WORK TO COMPLETE: Continue the MariaDB article on removing DISTINCT in aggregate functions from the point where it stops.

SELECTED PASSAGE:
◆ ◆ ◆ ◆ ◆ ◆ ◆
This is a read-only copy of the MariaDB Knowledgebase generated on 2024-11-14. For the latest, interactive version please visit https://mariadb.com/kb/.

DISTINCT removal in aggregate functions

Basics

One can use DISTINCT keyword to de-duplicate the arguments of an aggregate function. For example:

SELECT COUNT(DISTINCT col1) FROM tbl1;

In order to compute this, MariaDB has to collect the values of col1 and remove the duplicates. This may be computationally expensive.

After the fix for MDEV-30660 (available from MariaDB 10.5.25, MariaDB 10.6.18, MariaDB 10.11.8, MariaDB 11.0.6, MariaDB 11.1.5, MariaDB 11.2.4, MariaDB 11.4.2), the optimizer can detect certain cases when argument of aggregate function will not have duplicates and so de-duplication can be skipped.

When one can skip de-duplication

A basic example: if we're doing a select from one table, then the values of primary_key are already distinct:

SELECT aggregate_func(DISTINCT tbl.primary_key, ...) FROM tbl;

If the SELECT has other constant tables, that's also ok, as they will not create duplicates.
◆ ◆ ◆ ◆ ◆ ◆ ◆
DATA SEGMENT:
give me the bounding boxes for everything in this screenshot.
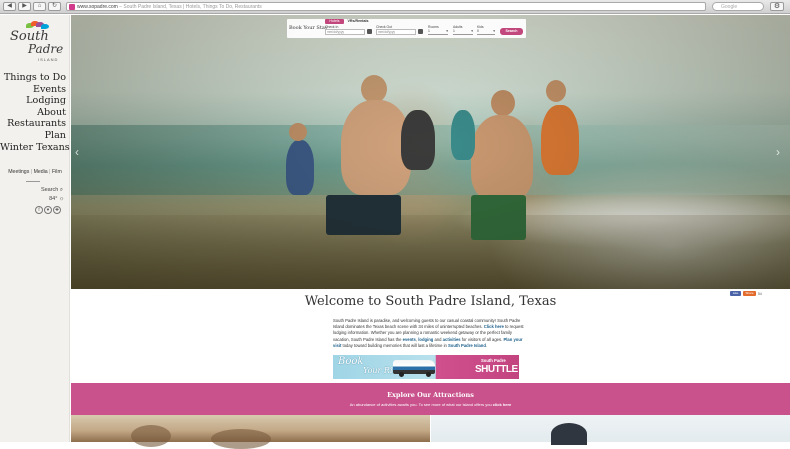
◆ ◆ ◆ ◆ ◆ ◆ ◆
TASK OUTPUT:
The next step: a part of the primary key can be "bound" by the GROUP BY clause. Consider a query:

SELECT aggregate_func(DISTINCT t1.pk1, ...) FROM t1 GROUP BY t1.pk2;

Suppose the table has PRIMARY KEY(pk1, pk2). Grouping by pk2 fixes the value of pk2 within each group. Then, the values of pk1 must be unique within each group, and de-duplication is not necessary.

Observability

EXPLAIN or EXPLAIN FORMAT=JSON do not show any details about how aggregate functions are computed. One has to look at the Optimizer Trace. Search for aggregator_type:

When de-duplication is necessary, it will show:

          {
            "prepare_sum_aggregators": {
              "function": "count(distinct t1.col1)",
              "aggregator_type": "distinct"
            }
          }

When de-duplication is not necessary, it will show:

          {
            "prepare_sum_aggregators": {
              "function": "count(distinct t1.pk1)",
              "aggregator_type": "simple"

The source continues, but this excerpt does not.